Below are the records. Gather each line that holds "Schulleiterin".
Start EXTRACTED MATERIAL
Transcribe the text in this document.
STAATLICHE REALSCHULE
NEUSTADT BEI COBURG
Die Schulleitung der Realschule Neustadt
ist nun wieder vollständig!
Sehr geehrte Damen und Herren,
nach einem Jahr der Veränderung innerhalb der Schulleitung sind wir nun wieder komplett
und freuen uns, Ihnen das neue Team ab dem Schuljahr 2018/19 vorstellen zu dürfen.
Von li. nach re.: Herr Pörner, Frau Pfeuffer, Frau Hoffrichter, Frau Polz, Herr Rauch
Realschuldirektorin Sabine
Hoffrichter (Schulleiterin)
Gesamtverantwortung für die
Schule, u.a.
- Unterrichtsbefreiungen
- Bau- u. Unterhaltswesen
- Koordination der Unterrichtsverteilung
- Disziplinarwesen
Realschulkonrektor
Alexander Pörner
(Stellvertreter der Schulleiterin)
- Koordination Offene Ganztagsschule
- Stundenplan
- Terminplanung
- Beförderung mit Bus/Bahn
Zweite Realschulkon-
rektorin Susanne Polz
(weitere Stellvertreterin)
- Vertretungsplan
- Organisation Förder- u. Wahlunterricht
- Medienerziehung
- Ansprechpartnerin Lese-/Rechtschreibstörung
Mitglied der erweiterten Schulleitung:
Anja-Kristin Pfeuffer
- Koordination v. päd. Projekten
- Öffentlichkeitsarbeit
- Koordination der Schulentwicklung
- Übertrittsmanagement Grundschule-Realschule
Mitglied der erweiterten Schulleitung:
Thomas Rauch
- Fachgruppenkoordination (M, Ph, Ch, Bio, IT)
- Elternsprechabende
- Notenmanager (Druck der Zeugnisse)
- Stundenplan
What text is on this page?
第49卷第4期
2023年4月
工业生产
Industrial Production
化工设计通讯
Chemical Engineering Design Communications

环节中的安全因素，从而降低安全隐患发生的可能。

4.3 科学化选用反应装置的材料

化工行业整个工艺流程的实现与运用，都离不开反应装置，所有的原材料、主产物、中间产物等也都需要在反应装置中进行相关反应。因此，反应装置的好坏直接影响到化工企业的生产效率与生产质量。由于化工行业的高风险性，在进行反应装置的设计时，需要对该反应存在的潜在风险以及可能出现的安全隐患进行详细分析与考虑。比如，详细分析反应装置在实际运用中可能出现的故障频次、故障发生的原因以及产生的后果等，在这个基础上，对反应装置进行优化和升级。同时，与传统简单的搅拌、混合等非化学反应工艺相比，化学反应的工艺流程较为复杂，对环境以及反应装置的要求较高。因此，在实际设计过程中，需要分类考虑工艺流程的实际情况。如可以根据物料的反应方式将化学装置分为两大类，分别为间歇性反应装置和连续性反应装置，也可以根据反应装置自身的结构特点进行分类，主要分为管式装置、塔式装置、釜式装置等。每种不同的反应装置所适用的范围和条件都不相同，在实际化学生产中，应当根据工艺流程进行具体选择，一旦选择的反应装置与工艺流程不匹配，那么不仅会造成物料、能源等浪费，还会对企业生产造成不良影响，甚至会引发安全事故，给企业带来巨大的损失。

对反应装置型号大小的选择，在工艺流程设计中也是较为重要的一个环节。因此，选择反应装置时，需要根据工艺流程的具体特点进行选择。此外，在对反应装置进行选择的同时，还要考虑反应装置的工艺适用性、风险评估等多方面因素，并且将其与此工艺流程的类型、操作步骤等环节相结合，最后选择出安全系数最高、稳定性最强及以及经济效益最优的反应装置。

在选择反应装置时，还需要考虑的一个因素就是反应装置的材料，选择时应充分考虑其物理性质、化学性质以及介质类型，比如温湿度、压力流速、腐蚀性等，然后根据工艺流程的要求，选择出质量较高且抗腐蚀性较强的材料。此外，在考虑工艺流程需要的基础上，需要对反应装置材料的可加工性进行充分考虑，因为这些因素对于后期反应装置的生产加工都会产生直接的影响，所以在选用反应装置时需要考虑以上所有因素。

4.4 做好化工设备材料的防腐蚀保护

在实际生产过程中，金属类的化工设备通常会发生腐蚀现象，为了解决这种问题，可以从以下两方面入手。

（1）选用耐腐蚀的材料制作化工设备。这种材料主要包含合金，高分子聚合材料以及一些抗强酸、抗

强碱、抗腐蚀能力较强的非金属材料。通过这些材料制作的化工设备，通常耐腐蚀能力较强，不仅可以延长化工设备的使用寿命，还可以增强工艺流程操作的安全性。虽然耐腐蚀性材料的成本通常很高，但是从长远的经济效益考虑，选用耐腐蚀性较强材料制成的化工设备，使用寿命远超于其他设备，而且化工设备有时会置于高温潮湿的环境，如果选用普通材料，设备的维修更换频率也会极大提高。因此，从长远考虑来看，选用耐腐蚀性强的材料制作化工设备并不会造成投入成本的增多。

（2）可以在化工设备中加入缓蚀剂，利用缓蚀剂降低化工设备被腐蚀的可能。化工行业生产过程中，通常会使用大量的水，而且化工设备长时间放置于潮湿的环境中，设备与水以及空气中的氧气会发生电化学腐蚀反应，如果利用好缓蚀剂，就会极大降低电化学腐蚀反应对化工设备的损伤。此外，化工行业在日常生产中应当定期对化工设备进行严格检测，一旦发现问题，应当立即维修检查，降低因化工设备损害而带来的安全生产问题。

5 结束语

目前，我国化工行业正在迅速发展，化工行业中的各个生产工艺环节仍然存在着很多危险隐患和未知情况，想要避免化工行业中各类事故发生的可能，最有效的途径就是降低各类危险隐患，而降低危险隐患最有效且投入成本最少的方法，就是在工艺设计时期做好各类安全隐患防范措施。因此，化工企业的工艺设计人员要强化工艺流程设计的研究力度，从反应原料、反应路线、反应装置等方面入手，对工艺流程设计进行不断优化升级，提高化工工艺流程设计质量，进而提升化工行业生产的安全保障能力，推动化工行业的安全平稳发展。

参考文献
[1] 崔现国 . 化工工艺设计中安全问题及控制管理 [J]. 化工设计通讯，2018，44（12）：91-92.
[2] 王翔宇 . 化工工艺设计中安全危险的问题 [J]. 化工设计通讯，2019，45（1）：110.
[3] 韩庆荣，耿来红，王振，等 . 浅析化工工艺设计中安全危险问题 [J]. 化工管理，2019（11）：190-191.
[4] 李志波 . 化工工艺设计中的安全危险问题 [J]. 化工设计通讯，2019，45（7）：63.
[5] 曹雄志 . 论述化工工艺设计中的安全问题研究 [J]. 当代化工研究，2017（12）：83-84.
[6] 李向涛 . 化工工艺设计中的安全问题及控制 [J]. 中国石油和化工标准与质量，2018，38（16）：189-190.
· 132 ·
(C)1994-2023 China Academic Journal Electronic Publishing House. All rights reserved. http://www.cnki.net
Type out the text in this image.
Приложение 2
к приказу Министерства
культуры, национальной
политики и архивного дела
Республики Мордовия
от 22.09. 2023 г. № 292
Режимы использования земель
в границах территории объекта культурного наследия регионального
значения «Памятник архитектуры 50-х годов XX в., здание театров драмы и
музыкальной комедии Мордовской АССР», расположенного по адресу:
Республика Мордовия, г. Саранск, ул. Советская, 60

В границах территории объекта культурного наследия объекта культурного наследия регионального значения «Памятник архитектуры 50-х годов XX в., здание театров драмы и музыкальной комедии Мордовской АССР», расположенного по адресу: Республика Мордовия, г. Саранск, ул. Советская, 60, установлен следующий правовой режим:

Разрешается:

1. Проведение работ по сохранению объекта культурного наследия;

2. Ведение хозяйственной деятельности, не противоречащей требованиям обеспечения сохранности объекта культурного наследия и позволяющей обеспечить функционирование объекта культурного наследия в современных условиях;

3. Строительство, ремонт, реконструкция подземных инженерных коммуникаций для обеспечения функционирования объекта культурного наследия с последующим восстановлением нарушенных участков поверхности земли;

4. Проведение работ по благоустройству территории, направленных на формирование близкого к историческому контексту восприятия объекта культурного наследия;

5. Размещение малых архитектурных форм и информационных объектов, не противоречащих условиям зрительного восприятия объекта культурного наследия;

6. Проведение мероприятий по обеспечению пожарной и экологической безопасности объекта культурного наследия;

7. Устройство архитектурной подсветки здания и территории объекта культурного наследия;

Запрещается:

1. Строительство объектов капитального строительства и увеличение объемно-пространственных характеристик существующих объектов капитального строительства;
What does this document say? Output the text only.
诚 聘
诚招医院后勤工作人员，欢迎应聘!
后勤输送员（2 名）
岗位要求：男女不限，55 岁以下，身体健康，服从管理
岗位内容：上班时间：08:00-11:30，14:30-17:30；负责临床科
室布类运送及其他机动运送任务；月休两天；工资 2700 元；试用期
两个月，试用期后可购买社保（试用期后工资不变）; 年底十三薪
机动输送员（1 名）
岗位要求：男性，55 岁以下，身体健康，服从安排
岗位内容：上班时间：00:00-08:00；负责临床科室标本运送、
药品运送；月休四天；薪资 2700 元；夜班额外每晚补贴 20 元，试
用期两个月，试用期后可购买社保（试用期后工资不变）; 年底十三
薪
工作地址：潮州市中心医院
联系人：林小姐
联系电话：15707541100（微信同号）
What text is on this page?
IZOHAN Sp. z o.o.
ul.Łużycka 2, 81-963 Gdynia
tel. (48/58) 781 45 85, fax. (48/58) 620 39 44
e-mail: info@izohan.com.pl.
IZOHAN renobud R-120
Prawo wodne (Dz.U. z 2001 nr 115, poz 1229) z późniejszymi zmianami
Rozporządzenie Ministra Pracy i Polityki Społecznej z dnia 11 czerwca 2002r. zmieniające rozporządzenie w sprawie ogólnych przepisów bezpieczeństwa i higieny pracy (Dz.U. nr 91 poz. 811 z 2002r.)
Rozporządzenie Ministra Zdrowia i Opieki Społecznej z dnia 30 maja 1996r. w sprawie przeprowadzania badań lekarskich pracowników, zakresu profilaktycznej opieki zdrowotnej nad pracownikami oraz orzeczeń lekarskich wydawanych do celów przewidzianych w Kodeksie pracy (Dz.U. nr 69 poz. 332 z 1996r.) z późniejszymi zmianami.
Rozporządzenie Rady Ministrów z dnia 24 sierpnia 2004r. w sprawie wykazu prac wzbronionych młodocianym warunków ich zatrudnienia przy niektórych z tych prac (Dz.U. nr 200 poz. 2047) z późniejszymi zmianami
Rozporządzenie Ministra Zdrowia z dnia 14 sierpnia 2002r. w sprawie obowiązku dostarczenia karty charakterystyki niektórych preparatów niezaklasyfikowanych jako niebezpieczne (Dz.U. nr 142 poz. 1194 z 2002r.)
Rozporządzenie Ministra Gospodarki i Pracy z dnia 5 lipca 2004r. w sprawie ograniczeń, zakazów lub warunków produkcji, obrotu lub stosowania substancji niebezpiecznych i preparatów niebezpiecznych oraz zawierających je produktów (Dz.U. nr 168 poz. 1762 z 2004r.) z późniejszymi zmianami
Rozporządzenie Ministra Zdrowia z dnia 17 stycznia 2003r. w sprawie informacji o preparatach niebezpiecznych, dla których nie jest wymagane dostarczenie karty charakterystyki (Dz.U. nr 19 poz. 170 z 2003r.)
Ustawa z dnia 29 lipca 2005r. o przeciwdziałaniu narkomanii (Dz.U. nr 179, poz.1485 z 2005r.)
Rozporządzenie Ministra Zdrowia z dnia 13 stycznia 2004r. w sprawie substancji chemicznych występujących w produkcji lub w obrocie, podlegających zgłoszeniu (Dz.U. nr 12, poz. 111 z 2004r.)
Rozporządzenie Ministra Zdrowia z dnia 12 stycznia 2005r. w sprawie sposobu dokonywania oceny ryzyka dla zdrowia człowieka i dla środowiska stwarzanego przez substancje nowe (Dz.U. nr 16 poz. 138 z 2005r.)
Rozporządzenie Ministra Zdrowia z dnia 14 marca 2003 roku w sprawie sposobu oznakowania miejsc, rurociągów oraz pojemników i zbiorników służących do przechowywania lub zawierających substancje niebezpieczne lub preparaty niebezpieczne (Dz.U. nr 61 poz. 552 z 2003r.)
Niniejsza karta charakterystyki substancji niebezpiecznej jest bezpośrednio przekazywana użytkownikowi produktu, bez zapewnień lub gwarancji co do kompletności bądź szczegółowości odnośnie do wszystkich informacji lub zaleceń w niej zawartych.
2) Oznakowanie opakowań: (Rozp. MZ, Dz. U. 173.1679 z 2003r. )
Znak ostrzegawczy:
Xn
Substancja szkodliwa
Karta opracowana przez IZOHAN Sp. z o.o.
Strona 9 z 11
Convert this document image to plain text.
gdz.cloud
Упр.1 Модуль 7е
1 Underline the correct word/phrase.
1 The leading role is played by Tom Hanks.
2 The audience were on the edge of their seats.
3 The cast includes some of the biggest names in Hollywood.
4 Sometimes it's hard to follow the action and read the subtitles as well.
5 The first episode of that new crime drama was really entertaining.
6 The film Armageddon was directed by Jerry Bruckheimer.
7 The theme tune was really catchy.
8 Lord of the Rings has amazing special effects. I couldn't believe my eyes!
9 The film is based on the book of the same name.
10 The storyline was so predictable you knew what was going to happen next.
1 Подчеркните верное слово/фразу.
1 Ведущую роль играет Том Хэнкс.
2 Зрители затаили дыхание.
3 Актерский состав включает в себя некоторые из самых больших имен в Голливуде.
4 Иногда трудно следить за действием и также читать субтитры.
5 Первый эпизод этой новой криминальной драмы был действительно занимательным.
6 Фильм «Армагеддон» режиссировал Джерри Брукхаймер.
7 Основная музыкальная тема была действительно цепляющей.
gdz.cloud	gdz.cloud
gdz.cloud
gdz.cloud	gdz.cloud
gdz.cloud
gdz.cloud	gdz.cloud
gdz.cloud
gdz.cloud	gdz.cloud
End EXTRACTED MATERIAL
■ RESULT FOR THIS TASK ■
Hoffrichter (Schulleiterin)
(Stellvertreter der Schulleiterin)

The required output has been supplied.